WRITTEN INSTRUCTION:
Go through the lines below and copy each one that holds the string "label".

---- RAW RECORDS

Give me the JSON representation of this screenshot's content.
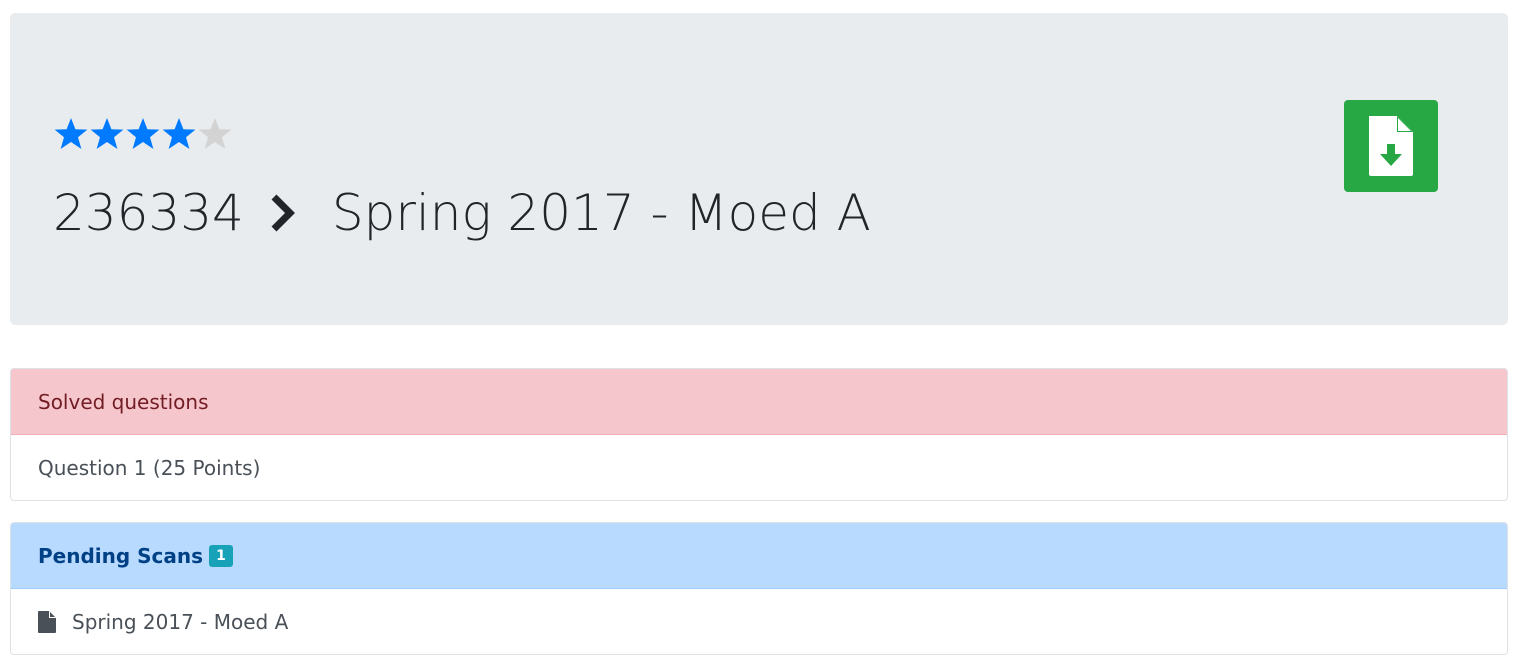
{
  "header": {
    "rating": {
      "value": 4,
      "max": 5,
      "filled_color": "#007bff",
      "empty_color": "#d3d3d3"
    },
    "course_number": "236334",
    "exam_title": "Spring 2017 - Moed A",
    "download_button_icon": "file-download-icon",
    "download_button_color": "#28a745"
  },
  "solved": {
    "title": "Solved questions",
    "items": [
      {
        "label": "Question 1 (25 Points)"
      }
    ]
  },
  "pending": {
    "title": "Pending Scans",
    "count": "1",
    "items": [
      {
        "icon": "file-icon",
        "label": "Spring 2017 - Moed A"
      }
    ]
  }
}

--------
---- RAW RECORDS

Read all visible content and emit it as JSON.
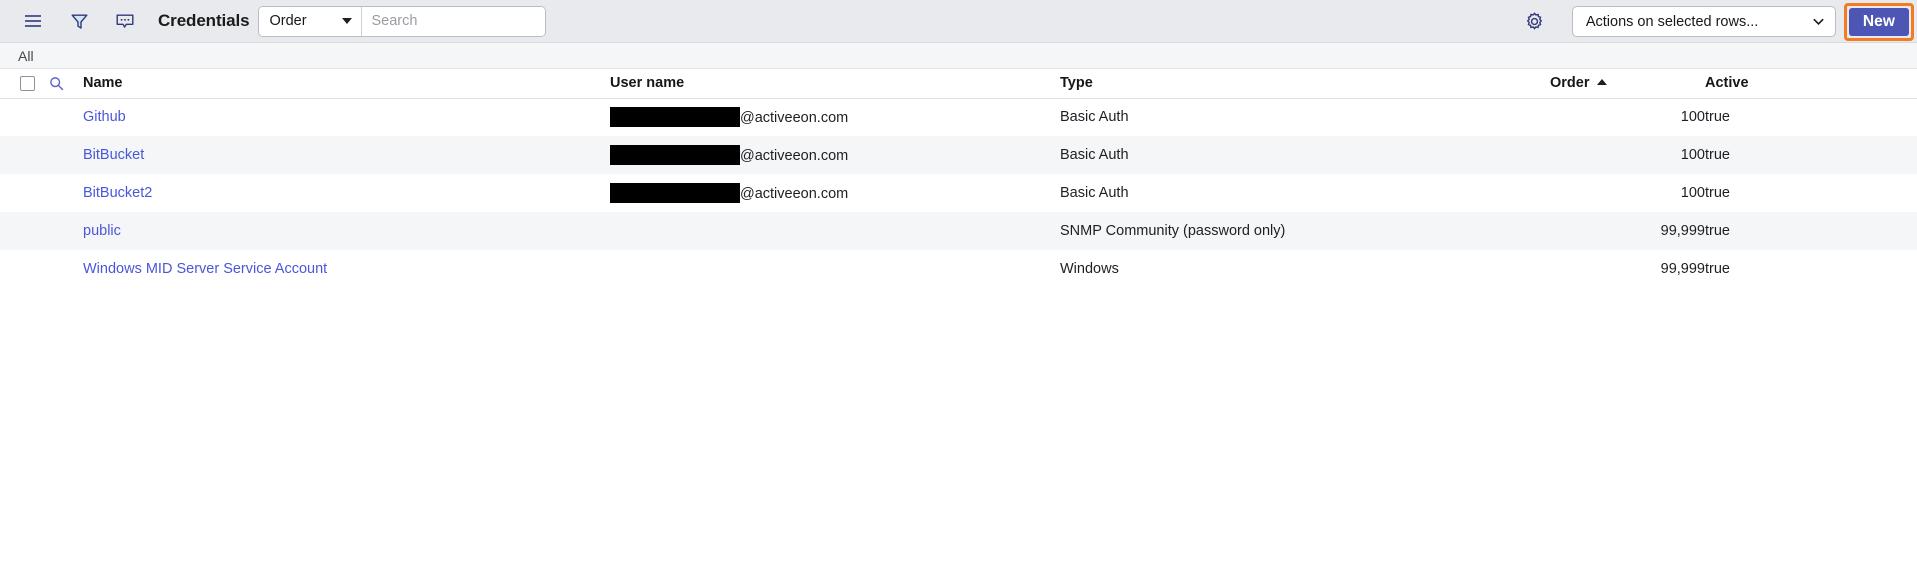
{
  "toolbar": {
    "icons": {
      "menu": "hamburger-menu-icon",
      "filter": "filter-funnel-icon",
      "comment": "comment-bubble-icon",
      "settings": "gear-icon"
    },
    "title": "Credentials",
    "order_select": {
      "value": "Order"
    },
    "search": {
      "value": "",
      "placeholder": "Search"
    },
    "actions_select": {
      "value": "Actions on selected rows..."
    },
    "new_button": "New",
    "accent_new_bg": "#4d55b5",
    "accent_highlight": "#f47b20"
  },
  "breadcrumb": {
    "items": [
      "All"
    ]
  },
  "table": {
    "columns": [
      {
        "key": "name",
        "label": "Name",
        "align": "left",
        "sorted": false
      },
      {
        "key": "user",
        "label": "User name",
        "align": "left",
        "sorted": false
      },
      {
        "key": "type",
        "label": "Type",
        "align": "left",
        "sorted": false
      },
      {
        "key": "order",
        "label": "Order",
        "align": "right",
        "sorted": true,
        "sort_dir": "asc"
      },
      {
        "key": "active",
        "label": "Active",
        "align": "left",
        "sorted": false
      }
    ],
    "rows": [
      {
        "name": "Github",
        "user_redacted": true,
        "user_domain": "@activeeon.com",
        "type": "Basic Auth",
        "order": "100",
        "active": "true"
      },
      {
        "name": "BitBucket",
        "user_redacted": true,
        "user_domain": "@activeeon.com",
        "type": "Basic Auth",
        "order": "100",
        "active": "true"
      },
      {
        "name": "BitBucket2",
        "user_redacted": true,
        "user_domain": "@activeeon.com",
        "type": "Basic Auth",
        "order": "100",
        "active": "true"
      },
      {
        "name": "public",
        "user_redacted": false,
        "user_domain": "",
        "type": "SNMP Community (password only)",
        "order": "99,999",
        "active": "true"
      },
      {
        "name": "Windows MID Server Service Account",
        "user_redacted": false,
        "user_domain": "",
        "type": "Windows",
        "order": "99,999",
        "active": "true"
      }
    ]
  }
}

--------

ANSWER BELOW:
        "label": "Question 1 (25 Points)"
        "label": "Spring 2017 - Moed A"
        "label": "Name",
        "label": "User name",
        "label": "Type",
        "label": "Order",
        "label": "Active",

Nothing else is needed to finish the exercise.